Exercise task:
Read through the entries below and return each line with the word "name".

****************************************

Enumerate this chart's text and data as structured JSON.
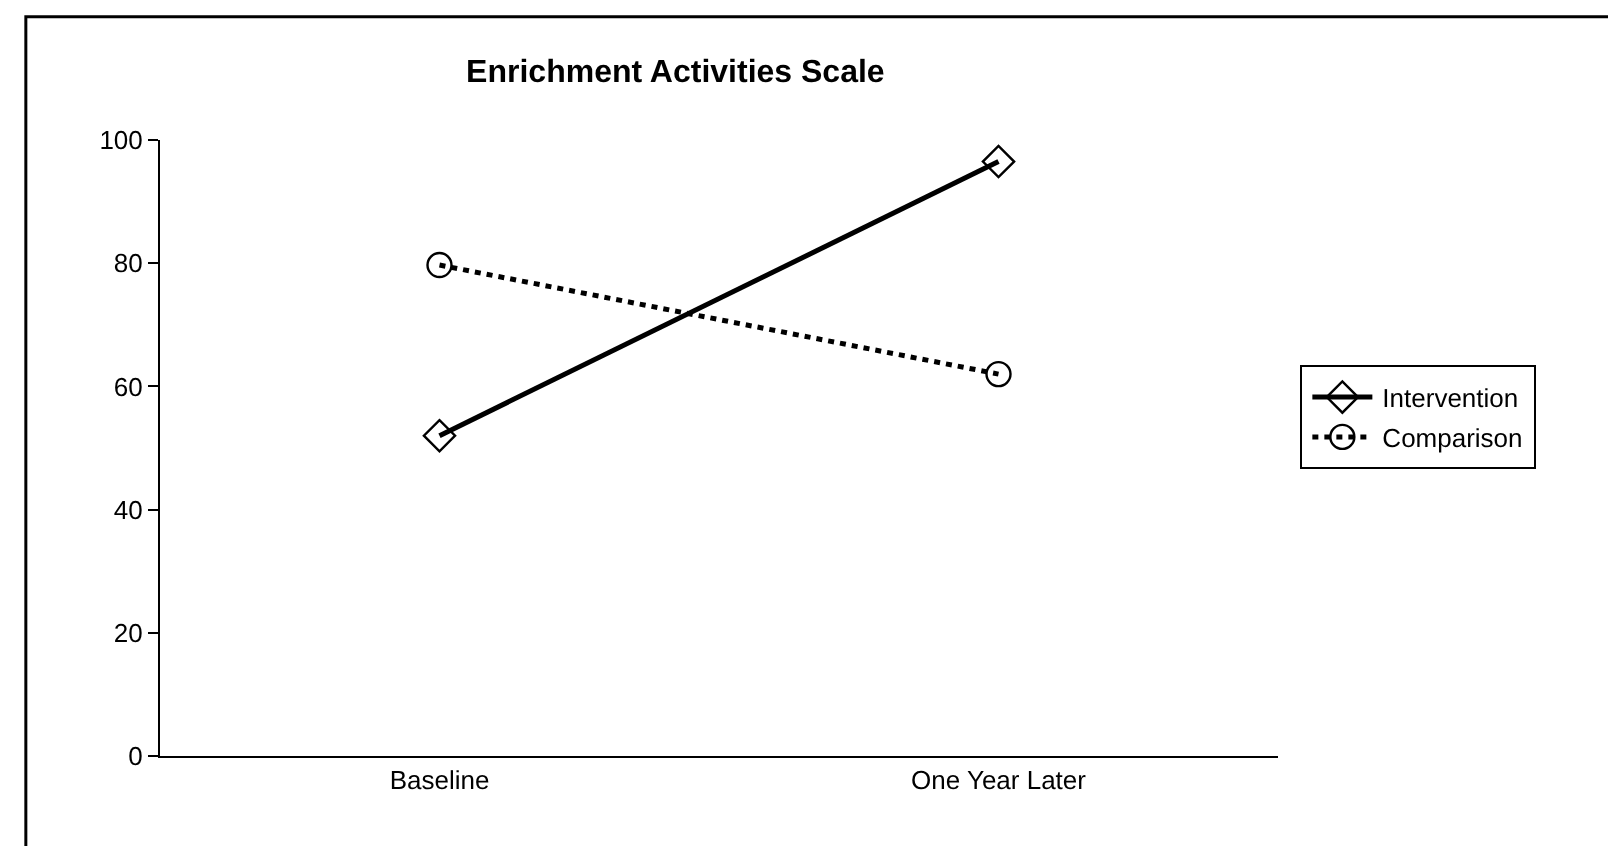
{
  "chart_data": {
    "type": "line",
    "title": "Enrichment Activities Scale",
    "categories": [
      "Baseline",
      "One Year Later"
    ],
    "series": [
      {
        "name": "Intervention",
        "color": "#000000",
        "values": [
          52,
          96.5
        ],
        "marker": "diamond",
        "line_style": "solid"
      },
      {
        "name": "Comparison",
        "color": "#000000",
        "values": [
          79.7,
          62
        ],
        "marker": "circle",
        "line_style": "dotted"
      }
    ],
    "ylim": [
      0,
      100
    ],
    "yticks": [
      0,
      20,
      40,
      60,
      80,
      100
    ],
    "grid": false,
    "legend": "right"
  }
}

****************************************

Answer below:
        "name": "Intervention",
        "name": "Comparison",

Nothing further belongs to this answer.